# Directions:
Scan the records below for lines with the word "text", then state how many you find and nothing else.
--- start Data for this task ---
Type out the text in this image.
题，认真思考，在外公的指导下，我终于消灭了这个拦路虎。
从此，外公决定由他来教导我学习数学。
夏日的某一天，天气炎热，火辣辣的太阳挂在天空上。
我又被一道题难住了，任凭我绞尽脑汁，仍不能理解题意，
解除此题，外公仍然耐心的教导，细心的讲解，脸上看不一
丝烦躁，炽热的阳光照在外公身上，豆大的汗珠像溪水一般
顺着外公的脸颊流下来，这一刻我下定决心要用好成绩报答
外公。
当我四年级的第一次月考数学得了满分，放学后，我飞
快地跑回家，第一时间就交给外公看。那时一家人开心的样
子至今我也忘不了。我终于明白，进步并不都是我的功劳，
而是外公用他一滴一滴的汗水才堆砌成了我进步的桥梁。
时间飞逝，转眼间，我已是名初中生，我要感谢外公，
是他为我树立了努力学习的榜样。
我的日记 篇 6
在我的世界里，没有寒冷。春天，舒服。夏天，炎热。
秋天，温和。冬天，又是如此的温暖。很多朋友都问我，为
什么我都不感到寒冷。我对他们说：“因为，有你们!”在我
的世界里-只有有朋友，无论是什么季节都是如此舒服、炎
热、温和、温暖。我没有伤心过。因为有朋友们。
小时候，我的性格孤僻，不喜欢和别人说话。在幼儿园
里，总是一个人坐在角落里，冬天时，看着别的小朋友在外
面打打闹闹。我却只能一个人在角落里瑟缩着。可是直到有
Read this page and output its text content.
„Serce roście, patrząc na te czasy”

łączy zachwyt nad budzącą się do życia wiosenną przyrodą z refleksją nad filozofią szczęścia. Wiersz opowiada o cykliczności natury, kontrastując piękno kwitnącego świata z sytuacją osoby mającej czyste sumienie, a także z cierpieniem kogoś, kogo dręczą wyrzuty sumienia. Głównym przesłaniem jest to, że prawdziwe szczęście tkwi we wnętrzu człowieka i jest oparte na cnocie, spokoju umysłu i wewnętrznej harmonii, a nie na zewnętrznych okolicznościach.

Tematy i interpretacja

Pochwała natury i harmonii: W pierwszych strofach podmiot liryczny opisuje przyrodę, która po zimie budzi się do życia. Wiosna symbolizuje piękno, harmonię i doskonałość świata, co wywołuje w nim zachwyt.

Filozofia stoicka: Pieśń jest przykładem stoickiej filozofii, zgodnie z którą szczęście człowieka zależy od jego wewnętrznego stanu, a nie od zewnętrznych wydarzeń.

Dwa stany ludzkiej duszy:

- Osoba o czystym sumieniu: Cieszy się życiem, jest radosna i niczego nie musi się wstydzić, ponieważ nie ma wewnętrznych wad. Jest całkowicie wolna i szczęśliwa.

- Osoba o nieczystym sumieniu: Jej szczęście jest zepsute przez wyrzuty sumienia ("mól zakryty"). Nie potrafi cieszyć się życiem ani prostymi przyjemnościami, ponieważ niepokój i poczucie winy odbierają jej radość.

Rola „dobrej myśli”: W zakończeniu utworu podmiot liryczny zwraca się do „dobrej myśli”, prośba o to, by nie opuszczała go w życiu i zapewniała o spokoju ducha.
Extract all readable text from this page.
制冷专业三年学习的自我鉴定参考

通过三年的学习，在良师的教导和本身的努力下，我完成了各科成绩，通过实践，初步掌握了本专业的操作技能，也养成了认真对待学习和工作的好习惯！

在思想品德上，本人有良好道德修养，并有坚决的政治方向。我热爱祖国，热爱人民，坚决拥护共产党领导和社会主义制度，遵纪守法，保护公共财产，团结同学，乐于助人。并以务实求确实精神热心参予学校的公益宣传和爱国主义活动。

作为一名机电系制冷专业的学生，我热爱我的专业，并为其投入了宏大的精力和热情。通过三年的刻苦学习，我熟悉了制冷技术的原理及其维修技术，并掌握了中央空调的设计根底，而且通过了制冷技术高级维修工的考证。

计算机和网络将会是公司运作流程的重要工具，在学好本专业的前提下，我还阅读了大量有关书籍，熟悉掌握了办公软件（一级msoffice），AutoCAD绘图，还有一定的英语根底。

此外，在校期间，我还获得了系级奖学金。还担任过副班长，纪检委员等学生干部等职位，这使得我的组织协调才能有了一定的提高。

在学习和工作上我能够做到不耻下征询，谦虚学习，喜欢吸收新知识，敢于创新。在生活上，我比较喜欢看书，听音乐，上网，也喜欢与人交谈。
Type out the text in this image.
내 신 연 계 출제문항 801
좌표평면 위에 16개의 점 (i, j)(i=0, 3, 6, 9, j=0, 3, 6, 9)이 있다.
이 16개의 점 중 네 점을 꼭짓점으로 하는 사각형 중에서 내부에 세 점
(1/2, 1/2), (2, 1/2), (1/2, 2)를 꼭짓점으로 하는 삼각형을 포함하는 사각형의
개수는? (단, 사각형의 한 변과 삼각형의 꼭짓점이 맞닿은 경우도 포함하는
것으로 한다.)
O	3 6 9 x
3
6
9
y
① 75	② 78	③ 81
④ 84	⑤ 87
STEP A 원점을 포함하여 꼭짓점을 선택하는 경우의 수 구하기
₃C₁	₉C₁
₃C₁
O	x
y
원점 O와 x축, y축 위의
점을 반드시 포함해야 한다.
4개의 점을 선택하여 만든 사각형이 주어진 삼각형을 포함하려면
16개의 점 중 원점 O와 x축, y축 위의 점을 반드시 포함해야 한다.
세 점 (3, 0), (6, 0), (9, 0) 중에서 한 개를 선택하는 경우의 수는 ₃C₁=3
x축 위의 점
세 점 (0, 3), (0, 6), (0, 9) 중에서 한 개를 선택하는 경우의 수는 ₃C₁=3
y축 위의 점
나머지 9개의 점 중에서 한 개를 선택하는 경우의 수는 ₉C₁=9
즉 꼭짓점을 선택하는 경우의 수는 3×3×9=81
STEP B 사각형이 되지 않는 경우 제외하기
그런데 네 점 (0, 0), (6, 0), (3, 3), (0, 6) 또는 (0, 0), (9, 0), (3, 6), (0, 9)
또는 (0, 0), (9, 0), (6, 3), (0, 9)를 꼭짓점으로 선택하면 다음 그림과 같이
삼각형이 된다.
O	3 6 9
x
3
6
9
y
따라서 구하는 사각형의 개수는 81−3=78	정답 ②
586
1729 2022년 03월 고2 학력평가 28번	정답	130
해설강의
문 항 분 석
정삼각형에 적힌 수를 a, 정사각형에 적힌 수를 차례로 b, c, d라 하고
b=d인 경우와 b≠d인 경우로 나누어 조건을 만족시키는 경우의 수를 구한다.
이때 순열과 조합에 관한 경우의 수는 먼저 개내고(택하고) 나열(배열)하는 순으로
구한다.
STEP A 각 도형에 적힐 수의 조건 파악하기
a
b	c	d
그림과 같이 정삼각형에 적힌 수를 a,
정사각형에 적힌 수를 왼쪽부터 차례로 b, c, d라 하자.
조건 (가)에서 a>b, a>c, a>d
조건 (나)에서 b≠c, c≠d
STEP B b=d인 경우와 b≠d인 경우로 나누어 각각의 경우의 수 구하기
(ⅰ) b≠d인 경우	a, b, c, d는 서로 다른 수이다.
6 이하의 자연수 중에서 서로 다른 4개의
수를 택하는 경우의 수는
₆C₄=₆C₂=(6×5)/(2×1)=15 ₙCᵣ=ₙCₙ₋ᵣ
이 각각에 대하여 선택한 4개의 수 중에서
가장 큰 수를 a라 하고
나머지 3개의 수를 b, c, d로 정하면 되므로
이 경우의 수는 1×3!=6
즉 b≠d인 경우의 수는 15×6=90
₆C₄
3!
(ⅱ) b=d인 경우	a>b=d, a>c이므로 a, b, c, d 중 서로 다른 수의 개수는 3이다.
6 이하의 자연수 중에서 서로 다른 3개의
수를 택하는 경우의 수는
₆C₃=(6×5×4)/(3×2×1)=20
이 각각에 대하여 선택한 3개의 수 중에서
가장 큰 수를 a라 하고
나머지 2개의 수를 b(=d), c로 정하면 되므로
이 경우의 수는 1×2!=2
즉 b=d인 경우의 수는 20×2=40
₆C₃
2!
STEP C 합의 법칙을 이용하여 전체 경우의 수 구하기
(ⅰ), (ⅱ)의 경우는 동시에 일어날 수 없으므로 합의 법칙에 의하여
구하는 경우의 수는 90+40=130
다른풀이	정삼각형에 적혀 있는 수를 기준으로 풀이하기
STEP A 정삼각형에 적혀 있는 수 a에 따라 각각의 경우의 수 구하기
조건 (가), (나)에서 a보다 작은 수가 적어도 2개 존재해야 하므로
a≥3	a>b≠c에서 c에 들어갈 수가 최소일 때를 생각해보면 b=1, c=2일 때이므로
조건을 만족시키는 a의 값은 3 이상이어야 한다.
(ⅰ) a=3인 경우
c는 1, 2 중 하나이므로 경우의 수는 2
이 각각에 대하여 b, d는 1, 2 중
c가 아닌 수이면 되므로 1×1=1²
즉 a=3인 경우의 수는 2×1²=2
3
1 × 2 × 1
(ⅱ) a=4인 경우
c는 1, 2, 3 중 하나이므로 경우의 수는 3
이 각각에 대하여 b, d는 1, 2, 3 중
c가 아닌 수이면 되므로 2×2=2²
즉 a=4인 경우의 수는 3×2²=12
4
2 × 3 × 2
--- end Data for this task ---
# Output of the task:
4